*** Material for the task Section Begins ***
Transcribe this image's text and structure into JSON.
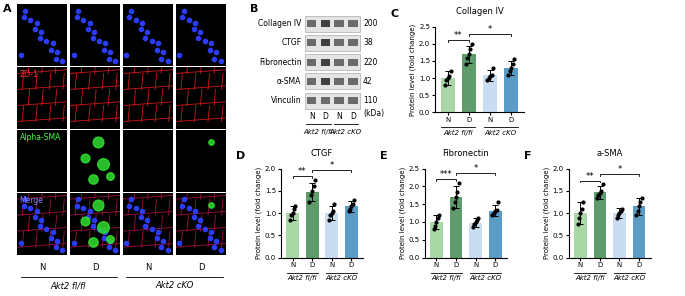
{
  "panel_a": {
    "label": "A",
    "row_labels": [
      "ZO-1",
      "Alpha-SMA",
      "Merge"
    ],
    "columns": [
      "N",
      "D",
      "N",
      "D"
    ],
    "groups": [
      "Akt2 fl/fl",
      "Akt2 cKO"
    ]
  },
  "panel_b": {
    "label": "B",
    "bands": [
      {
        "name": "Collagen IV",
        "size": 200
      },
      {
        "name": "CTGF",
        "size": 38
      },
      {
        "name": "Fibronectin",
        "size": 220
      },
      {
        "name": "α-SMA",
        "size": 42
      },
      {
        "name": "Vinculin",
        "size": 110
      }
    ],
    "size_unit": "(kDa)",
    "lanes": [
      "N",
      "D",
      "N",
      "D"
    ],
    "groups": [
      "Akt2 fl/fl",
      "Akt2 cKO"
    ]
  },
  "chart_data": [
    {
      "type": "bar",
      "panel": "C",
      "title": "Collagen IV",
      "ylabel": "Protein level (fold change)",
      "categories": [
        "N",
        "D",
        "N",
        "D"
      ],
      "groups": [
        "Akt2 fl/fl",
        "Akt2 cKO"
      ],
      "values": [
        1.0,
        1.7,
        1.08,
        1.3
      ],
      "errors": [
        0.2,
        0.25,
        0.15,
        0.2
      ],
      "points": [
        [
          0.8,
          0.95,
          1.0,
          1.05,
          1.2
        ],
        [
          1.4,
          1.6,
          1.7,
          1.85,
          2.0
        ],
        [
          0.95,
          1.0,
          1.05,
          1.1,
          1.3
        ],
        [
          1.1,
          1.2,
          1.3,
          1.4,
          1.55
        ]
      ],
      "colors": [
        "#a9d8a6",
        "#5e9c6c",
        "#c9ddf2",
        "#5a9cc6"
      ],
      "ylim": [
        0.0,
        2.5
      ],
      "yticks": [
        0.0,
        0.5,
        1.0,
        1.5,
        2.0,
        2.5
      ],
      "significance": [
        {
          "from": 0,
          "to": 1,
          "label": "**"
        },
        {
          "from": 1,
          "to": 3,
          "label": "*"
        }
      ]
    },
    {
      "type": "bar",
      "panel": "D",
      "title": "CTGF",
      "ylabel": "Protein level (fold change)",
      "categories": [
        "N",
        "D",
        "N",
        "D"
      ],
      "groups": [
        "Akt2 fl/fl",
        "Akt2 cKO"
      ],
      "values": [
        1.0,
        1.48,
        1.0,
        1.15
      ],
      "errors": [
        0.15,
        0.2,
        0.15,
        0.12
      ],
      "points": [
        [
          0.85,
          0.95,
          1.0,
          1.1,
          1.15
        ],
        [
          1.25,
          1.4,
          1.5,
          1.6,
          1.75
        ],
        [
          0.85,
          0.95,
          1.0,
          1.05,
          1.2
        ],
        [
          1.05,
          1.1,
          1.15,
          1.2,
          1.3
        ]
      ],
      "colors": [
        "#a9d8a6",
        "#5e9c6c",
        "#c9ddf2",
        "#5a9cc6"
      ],
      "ylim": [
        0.0,
        2.0
      ],
      "yticks": [
        0.0,
        0.5,
        1.0,
        1.5,
        2.0
      ],
      "significance": [
        {
          "from": 0,
          "to": 1,
          "label": "**"
        },
        {
          "from": 1,
          "to": 3,
          "label": "*"
        }
      ]
    },
    {
      "type": "bar",
      "panel": "E",
      "title": "Fibronectin",
      "ylabel": "Protein level (fold change)",
      "categories": [
        "N",
        "D",
        "N",
        "D"
      ],
      "groups": [
        "Akt2 fl/fl",
        "Akt2 cKO"
      ],
      "values": [
        1.0,
        1.7,
        0.98,
        1.32
      ],
      "errors": [
        0.2,
        0.3,
        0.12,
        0.15
      ],
      "points": [
        [
          0.8,
          0.9,
          1.0,
          1.1,
          1.2
        ],
        [
          1.4,
          1.55,
          1.7,
          1.85,
          2.1
        ],
        [
          0.85,
          0.95,
          1.0,
          1.05,
          1.1
        ],
        [
          1.2,
          1.25,
          1.3,
          1.35,
          1.55
        ]
      ],
      "colors": [
        "#a9d8a6",
        "#5e9c6c",
        "#c9ddf2",
        "#5a9cc6"
      ],
      "ylim": [
        0.0,
        2.5
      ],
      "yticks": [
        0.0,
        0.5,
        1.0,
        1.5,
        2.0,
        2.5
      ],
      "significance": [
        {
          "from": 0,
          "to": 1,
          "label": "***"
        },
        {
          "from": 1,
          "to": 3,
          "label": "*"
        }
      ]
    },
    {
      "type": "bar",
      "panel": "F",
      "title": "a-SMA",
      "ylabel": "Protein level (fold change)",
      "categories": [
        "N",
        "D",
        "N",
        "D"
      ],
      "groups": [
        "Akt2 fl/fl",
        "Akt2 cKO"
      ],
      "values": [
        1.0,
        1.47,
        1.0,
        1.15
      ],
      "errors": [
        0.25,
        0.15,
        0.12,
        0.2
      ],
      "points": [
        [
          0.75,
          0.9,
          1.0,
          1.1,
          1.25
        ],
        [
          1.35,
          1.4,
          1.45,
          1.5,
          1.65
        ],
        [
          0.9,
          0.95,
          1.0,
          1.05,
          1.1
        ],
        [
          0.95,
          1.05,
          1.15,
          1.25,
          1.35
        ]
      ],
      "colors": [
        "#a9d8a6",
        "#5e9c6c",
        "#c9ddf2",
        "#5a9cc6"
      ],
      "ylim": [
        0.0,
        2.0
      ],
      "yticks": [
        0.0,
        0.5,
        1.0,
        1.5,
        2.0
      ],
      "significance": [
        {
          "from": 0,
          "to": 1,
          "label": "**"
        },
        {
          "from": 1,
          "to": 3,
          "label": "*"
        }
      ]
    }
  ]
}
*** Material for the task Section Ends ***
Task instructions: Print out the whole listing word for word. Leave the pictures out.

Solution:
Transcribe this image's text and structure into JSON.
{
  "panel_a": {
    "label": "A",
    "row_labels": [
      "ZO-1",
      "Alpha-SMA",
      "Merge"
    ],
    "columns": [
      "N",
      "D",
      "N",
      "D"
    ],
    "groups": [
      "Akt2 fl/fl",
      "Akt2 cKO"
    ]
  },
  "panel_b": {
    "label": "B",
    "bands": [
      {
        "name": "Collagen IV",
        "size": 200
      },
      {
        "name": "CTGF",
        "size": 38
      },
      {
        "name": "Fibronectin",
        "size": 220
      },
      {
        "name": "α-SMA",
        "size": 42
      },
      {
        "name": "Vinculin",
        "size": 110
      }
    ],
    "size_unit": "(kDa)",
    "lanes": [
      "N",
      "D",
      "N",
      "D"
    ],
    "groups": [
      "Akt2 fl/fl",
      "Akt2 cKO"
    ]
  },
  "chart_data": [
    {
      "type": "bar",
      "panel": "C",
      "title": "Collagen IV",
      "ylabel": "Protein level (fold change)",
      "categories": [
        "N",
        "D",
        "N",
        "D"
      ],
      "groups": [
        "Akt2 fl/fl",
        "Akt2 cKO"
      ],
      "values": [
        1.0,
        1.7,
        1.08,
        1.3
      ],
      "errors": [
        0.2,
        0.25,
        0.15,
        0.2
      ],
      "points": [
        [
          0.8,
          0.95,
          1.0,
          1.05,
          1.2
        ],
        [
          1.4,
          1.6,
          1.7,
          1.85,
          2.0
        ],
        [
          0.95,
          1.0,
          1.05,
          1.1,
          1.3
        ],
        [
          1.1,
          1.2,
          1.3,
          1.4,
          1.55
        ]
      ],
      "colors": [
        "#a9d8a6",
        "#5e9c6c",
        "#c9ddf2",
        "#5a9cc6"
      ],
      "ylim": [
        0.0,
        2.5
      ],
      "yticks": [
        0.0,
        0.5,
        1.0,
        1.5,
        2.0,
        2.5
      ],
      "significance": [
        {
          "from": 0,
          "to": 1,
          "label": "**"
        },
        {
          "from": 1,
          "to": 3,
          "label": "*"
        }
      ]
    },
    {
      "type": "bar",
      "panel": "D",
      "title": "CTGF",
      "ylabel": "Protein level (fold change)",
      "categories": [
        "N",
        "D",
        "N",
        "D"
      ],
      "groups": [
        "Akt2 fl/fl",
        "Akt2 cKO"
      ],
      "values": [
        1.0,
        1.48,
        1.0,
        1.15
      ],
      "errors": [
        0.15,
        0.2,
        0.15,
        0.12
      ],
      "points": [
        [
          0.85,
          0.95,
          1.0,
          1.1,
          1.15
        ],
        [
          1.25,
          1.4,
          1.5,
          1.6,
          1.75
        ],
        [
          0.85,
          0.95,
          1.0,
          1.05,
          1.2
        ],
        [
          1.05,
          1.1,
          1.15,
          1.2,
          1.3
        ]
      ],
      "colors": [
        "#a9d8a6",
        "#5e9c6c",
        "#c9ddf2",
        "#5a9cc6"
      ],
      "ylim": [
        0.0,
        2.0
      ],
      "yticks": [
        0.0,
        0.5,
        1.0,
        1.5,
        2.0
      ],
      "significance": [
        {
          "from": 0,
          "to": 1,
          "label": "**"
        },
        {
          "from": 1,
          "to": 3,
          "label": "*"
        }
      ]
    },
    {
      "type": "bar",
      "panel": "E",
      "title": "Fibronectin",
      "ylabel": "Protein level (fold change)",
      "categories": [
        "N",
        "D",
        "N",
        "D"
      ],
      "groups": [
        "Akt2 fl/fl",
        "Akt2 cKO"
      ],
      "values": [
        1.0,
        1.7,
        0.98,
        1.32
      ],
      "errors": [
        0.2,
        0.3,
        0.12,
        0.15
      ],
      "points": [
        [
          0.8,
          0.9,
          1.0,
          1.1,
          1.2
        ],
        [
          1.4,
          1.55,
          1.7,
          1.85,
          2.1
        ],
        [
          0.85,
          0.95,
          1.0,
          1.05,
          1.1
        ],
        [
          1.2,
          1.25,
          1.3,
          1.35,
          1.55
        ]
      ],
      "colors": [
        "#a9d8a6",
        "#5e9c6c",
        "#c9ddf2",
        "#5a9cc6"
      ],
      "ylim": [
        0.0,
        2.5
      ],
      "yticks": [
        0.0,
        0.5,
        1.0,
        1.5,
        2.0,
        2.5
      ],
      "significance": [
        {
          "from": 0,
          "to": 1,
          "label": "***"
        },
        {
          "from": 1,
          "to": 3,
          "label": "*"
        }
      ]
    },
    {
      "type": "bar",
      "panel": "F",
      "title": "a-SMA",
      "ylabel": "Protein level (fold change)",
      "categories": [
        "N",
        "D",
        "N",
        "D"
      ],
      "groups": [
        "Akt2 fl/fl",
        "Akt2 cKO"
      ],
      "values": [
        1.0,
        1.47,
        1.0,
        1.15
      ],
      "errors": [
        0.25,
        0.15,
        0.12,
        0.2
      ],
      "points": [
        [
          0.75,
          0.9,
          1.0,
          1.1,
          1.25
        ],
        [
          1.35,
          1.4,
          1.45,
          1.5,
          1.65
        ],
        [
          0.9,
          0.95,
          1.0,
          1.05,
          1.1
        ],
        [
          0.95,
          1.05,
          1.15,
          1.25,
          1.35
        ]
      ],
      "colors": [
        "#a9d8a6",
        "#5e9c6c",
        "#c9ddf2",
        "#5a9cc6"
      ],
      "ylim": [
        0.0,
        2.0
      ],
      "yticks": [
        0.0,
        0.5,
        1.0,
        1.5,
        2.0
      ],
      "significance": [
        {
          "from": 0,
          "to": 1,
          "label": "**"
        },
        {
          "from": 1,
          "to": 3,
          "label": "*"
        }
      ]
    }
  ]
}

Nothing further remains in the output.